Gather each line of the records where "characters" appears.

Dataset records
◆ ◆ ◆

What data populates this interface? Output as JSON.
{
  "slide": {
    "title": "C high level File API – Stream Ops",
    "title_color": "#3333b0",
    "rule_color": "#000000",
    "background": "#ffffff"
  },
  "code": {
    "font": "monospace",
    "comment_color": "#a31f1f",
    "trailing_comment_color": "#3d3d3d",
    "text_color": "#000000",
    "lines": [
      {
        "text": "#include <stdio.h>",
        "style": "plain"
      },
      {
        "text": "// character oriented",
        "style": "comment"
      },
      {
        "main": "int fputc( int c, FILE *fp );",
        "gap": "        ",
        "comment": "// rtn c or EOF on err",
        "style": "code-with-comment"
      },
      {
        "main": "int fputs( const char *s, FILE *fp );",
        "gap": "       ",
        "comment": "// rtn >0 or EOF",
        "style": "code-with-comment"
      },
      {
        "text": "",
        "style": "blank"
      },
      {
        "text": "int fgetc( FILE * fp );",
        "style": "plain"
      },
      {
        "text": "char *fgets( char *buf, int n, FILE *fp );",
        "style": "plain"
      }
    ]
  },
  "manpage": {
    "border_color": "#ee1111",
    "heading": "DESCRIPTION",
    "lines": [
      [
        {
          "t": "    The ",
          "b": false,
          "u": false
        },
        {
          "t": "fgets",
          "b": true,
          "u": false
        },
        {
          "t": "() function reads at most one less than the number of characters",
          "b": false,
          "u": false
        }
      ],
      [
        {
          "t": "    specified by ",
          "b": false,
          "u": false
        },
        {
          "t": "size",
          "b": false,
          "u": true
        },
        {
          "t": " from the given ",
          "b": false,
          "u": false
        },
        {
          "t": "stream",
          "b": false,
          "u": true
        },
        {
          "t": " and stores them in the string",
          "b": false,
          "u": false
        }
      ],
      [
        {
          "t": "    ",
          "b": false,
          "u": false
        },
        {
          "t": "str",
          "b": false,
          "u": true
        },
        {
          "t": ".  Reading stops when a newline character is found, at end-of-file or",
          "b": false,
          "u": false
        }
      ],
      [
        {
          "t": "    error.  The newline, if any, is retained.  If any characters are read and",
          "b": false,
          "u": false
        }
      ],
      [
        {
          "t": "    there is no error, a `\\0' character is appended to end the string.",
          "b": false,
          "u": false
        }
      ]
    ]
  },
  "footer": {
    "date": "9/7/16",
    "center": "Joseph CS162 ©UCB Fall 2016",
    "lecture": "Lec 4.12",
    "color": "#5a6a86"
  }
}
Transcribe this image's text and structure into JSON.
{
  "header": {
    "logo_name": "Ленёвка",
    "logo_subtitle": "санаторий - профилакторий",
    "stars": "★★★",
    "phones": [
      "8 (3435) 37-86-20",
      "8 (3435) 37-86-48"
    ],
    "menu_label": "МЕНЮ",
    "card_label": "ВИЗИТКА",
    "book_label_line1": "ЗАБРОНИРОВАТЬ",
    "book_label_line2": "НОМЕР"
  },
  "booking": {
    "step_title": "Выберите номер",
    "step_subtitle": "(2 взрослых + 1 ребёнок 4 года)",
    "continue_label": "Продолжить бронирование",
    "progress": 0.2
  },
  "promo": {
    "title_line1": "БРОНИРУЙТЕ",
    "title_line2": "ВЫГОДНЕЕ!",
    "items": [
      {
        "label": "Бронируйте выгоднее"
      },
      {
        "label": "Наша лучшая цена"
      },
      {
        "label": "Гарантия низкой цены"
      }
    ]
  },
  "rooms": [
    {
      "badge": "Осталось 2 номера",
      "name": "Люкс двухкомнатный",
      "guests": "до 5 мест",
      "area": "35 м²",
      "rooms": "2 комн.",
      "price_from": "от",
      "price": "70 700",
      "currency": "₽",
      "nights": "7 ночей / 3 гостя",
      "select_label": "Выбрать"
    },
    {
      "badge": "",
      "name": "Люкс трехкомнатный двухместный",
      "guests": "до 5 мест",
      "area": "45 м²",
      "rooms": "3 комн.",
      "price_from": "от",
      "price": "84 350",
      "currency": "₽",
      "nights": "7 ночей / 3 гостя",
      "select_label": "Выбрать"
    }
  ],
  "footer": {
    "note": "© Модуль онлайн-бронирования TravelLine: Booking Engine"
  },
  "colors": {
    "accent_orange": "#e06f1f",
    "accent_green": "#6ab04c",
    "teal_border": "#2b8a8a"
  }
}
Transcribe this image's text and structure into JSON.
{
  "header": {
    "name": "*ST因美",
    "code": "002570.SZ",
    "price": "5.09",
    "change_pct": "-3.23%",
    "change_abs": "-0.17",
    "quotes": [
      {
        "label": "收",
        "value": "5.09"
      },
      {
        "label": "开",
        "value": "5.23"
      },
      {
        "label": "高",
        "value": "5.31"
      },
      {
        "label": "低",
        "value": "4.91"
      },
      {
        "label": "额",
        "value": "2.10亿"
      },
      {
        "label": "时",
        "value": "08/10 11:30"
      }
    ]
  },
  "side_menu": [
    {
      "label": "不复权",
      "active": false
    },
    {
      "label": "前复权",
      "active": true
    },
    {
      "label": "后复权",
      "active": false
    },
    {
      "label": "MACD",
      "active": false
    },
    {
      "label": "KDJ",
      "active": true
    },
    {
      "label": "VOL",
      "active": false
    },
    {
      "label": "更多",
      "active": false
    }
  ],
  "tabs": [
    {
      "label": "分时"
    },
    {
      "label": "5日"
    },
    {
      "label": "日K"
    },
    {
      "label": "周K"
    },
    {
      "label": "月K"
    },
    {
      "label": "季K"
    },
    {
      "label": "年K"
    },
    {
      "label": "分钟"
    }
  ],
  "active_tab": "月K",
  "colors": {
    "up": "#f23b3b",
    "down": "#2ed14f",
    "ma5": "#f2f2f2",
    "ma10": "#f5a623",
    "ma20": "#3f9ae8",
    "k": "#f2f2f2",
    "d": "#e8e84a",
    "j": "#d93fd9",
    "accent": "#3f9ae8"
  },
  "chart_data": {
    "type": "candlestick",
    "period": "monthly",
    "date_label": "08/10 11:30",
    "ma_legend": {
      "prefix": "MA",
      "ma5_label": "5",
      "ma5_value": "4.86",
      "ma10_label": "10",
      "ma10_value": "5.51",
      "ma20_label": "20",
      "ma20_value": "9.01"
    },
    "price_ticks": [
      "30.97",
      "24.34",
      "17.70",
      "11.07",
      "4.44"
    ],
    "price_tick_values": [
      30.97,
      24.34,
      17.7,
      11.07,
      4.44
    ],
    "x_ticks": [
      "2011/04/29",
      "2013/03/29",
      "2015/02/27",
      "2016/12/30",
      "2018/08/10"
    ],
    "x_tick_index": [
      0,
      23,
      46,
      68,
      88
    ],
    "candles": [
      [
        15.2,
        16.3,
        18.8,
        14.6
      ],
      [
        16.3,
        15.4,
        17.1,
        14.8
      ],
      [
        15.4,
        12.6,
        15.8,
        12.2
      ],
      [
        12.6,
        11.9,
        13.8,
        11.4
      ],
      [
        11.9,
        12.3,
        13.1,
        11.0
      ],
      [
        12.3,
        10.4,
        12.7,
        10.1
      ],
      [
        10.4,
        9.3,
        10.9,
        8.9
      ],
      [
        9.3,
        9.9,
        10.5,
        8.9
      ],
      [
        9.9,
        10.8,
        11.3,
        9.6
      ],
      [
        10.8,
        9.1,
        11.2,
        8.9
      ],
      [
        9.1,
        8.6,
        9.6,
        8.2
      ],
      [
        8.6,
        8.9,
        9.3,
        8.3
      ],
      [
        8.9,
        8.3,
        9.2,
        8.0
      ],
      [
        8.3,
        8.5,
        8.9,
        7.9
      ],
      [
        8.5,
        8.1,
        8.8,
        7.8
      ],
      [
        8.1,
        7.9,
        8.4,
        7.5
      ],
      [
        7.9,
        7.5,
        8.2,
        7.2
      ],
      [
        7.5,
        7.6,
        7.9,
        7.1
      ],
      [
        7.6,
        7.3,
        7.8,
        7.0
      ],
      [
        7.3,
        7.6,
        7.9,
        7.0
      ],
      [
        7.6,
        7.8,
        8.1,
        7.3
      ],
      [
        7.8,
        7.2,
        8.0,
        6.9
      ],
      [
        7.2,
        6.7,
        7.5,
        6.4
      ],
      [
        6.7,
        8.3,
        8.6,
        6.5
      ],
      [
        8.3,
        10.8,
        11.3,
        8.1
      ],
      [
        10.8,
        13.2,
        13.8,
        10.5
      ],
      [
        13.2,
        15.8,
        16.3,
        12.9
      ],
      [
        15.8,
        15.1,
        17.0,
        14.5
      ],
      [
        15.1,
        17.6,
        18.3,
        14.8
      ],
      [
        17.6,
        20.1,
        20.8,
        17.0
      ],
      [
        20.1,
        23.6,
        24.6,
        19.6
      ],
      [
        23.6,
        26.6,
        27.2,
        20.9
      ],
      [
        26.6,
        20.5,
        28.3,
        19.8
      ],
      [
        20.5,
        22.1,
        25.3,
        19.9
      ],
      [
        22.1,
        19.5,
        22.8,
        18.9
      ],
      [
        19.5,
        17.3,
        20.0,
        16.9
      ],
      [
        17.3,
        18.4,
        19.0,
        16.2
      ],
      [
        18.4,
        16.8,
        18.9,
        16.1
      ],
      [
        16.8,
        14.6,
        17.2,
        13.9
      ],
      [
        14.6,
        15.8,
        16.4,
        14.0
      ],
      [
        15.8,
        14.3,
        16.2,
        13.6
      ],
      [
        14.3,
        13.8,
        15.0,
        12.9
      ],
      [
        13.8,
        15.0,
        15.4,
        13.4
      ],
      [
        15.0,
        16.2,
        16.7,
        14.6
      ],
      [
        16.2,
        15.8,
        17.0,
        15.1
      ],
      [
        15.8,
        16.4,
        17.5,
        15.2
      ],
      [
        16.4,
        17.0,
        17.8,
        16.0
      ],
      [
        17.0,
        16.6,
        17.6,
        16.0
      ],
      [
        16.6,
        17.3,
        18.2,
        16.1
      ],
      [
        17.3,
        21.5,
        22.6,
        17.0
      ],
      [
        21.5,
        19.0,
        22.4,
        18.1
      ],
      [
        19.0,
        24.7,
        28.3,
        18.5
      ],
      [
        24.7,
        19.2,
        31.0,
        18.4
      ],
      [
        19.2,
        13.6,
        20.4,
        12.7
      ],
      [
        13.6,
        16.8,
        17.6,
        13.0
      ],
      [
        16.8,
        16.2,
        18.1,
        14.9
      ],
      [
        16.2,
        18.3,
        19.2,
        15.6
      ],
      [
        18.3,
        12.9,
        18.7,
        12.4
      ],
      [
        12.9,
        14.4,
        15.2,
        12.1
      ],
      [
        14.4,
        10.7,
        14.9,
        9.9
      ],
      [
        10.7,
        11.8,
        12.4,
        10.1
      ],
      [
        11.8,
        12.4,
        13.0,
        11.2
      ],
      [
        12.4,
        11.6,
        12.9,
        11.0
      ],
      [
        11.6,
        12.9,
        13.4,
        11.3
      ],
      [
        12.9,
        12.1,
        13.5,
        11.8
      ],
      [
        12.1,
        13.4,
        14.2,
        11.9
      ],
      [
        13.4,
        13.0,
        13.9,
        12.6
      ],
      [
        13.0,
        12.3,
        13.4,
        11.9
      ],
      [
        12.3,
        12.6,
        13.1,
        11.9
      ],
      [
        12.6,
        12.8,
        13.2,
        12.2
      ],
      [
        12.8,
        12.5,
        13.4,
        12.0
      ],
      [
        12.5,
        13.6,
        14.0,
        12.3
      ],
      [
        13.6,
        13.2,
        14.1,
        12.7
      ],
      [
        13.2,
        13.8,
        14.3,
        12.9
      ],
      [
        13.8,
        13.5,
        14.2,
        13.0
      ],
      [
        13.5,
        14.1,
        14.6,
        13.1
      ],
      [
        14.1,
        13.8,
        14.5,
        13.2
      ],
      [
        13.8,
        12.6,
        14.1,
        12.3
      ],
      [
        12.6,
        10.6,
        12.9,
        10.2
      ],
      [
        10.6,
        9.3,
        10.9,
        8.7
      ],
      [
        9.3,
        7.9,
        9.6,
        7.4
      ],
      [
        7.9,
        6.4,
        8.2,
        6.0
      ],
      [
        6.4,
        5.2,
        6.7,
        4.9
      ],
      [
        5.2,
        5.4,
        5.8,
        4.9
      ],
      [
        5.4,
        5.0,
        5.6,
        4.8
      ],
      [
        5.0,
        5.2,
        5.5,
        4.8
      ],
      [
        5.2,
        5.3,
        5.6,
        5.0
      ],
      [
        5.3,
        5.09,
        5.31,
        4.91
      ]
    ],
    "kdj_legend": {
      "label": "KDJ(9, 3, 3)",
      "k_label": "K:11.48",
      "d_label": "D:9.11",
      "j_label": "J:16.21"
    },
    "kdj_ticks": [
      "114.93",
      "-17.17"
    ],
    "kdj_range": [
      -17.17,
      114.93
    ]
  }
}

◆ ◆ ◆

> Answer to the exercise
          "t": "() function reads at most one less than the number of characters",
          "t": "    error.  The newline, if any, is retained.  If any characters are read and",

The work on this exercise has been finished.